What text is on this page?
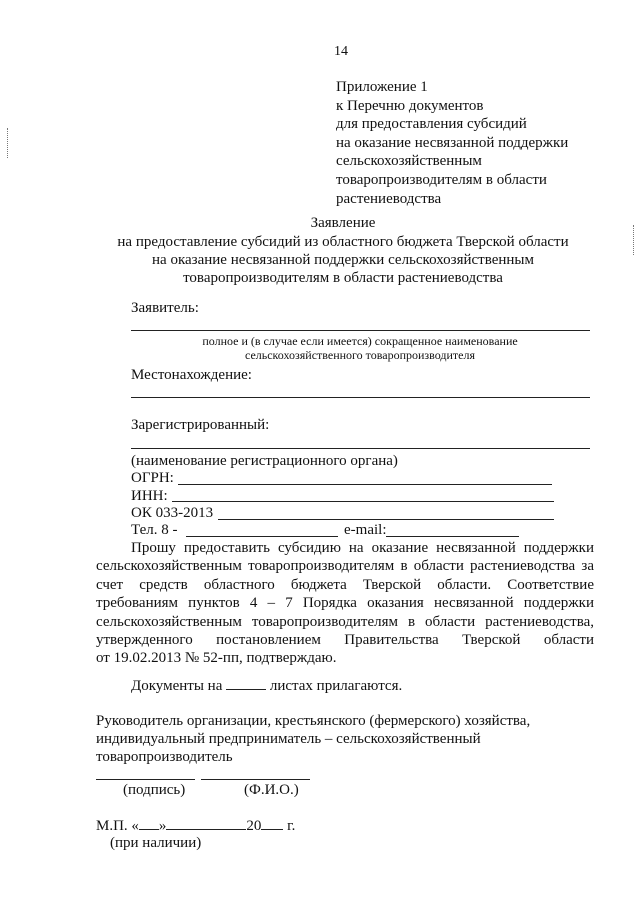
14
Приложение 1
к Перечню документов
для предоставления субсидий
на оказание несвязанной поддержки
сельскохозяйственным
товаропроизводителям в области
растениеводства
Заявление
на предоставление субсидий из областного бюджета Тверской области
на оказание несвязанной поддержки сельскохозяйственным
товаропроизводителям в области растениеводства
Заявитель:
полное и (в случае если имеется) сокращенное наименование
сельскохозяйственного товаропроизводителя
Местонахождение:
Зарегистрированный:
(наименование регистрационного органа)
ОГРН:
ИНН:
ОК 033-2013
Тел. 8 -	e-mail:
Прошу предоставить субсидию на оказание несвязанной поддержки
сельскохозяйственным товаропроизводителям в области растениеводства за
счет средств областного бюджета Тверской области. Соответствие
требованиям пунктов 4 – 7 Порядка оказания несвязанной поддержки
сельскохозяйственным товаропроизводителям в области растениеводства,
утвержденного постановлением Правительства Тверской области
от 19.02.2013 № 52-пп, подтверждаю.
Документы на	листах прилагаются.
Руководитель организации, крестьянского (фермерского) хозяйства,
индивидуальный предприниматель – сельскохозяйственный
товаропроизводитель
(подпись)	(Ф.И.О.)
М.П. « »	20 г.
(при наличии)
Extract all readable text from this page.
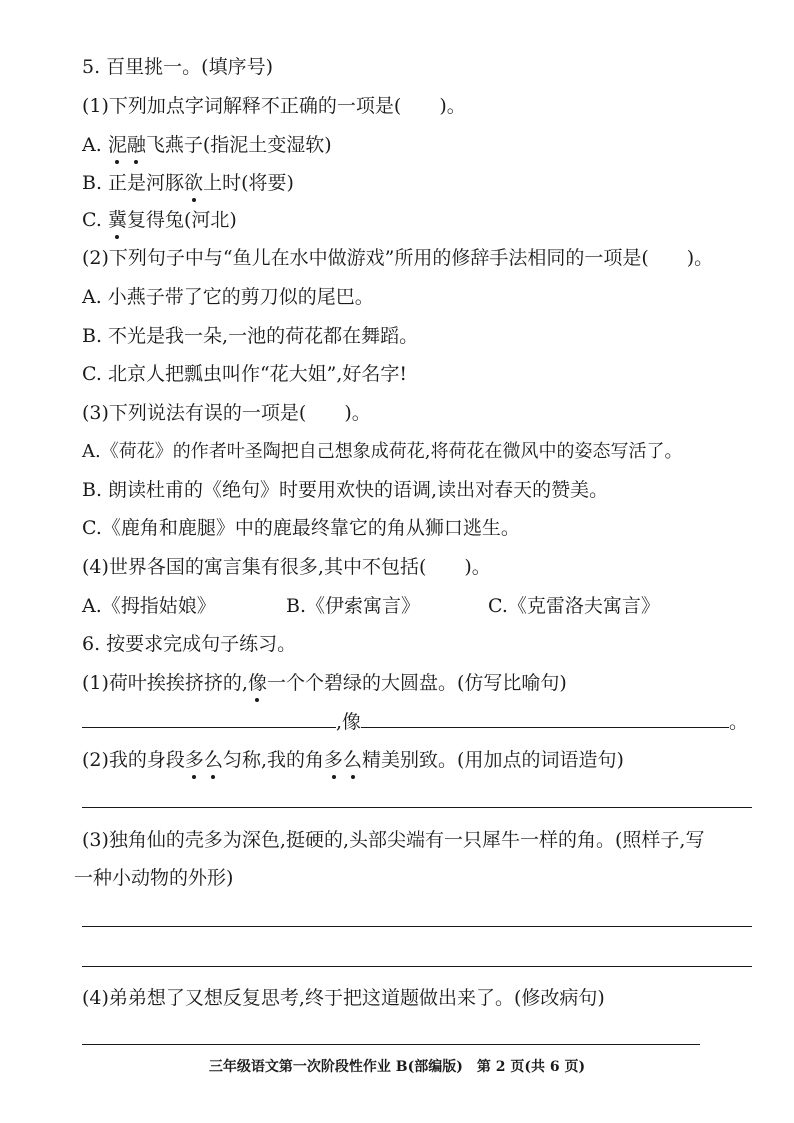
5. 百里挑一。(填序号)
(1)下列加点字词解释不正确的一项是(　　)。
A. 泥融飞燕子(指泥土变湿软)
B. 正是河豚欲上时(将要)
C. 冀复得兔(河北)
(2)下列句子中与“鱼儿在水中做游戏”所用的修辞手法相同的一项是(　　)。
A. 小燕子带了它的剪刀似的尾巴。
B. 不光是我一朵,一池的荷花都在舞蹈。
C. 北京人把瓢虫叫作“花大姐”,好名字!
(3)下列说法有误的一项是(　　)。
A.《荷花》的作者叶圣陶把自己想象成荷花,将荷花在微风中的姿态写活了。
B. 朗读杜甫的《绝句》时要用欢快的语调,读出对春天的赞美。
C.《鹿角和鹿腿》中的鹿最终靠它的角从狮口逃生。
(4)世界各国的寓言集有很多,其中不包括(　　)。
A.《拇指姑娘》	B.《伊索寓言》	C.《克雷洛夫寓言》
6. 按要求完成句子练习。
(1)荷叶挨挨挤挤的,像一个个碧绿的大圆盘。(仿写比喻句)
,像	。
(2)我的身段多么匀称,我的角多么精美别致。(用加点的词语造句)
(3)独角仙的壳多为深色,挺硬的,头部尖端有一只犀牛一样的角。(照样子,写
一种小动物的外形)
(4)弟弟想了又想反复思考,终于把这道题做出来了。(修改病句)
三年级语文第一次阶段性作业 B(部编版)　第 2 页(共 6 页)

(Aim of the exercise): In the listing above, locate each line with "области" and copy it.

(Answer in full):
товаропроизводителям в области
на предоставление субсидий из областного бюджета Тверской области
товаропроизводителям в области растениеводства
сельскохозяйственным товаропроизводителям в области растениеводства за
счет средств областного бюджета Тверской области. Соответствие
сельскохозяйственным товаропроизводителям в области растениеводства,
утвержденного постановлением Правительства Тверской области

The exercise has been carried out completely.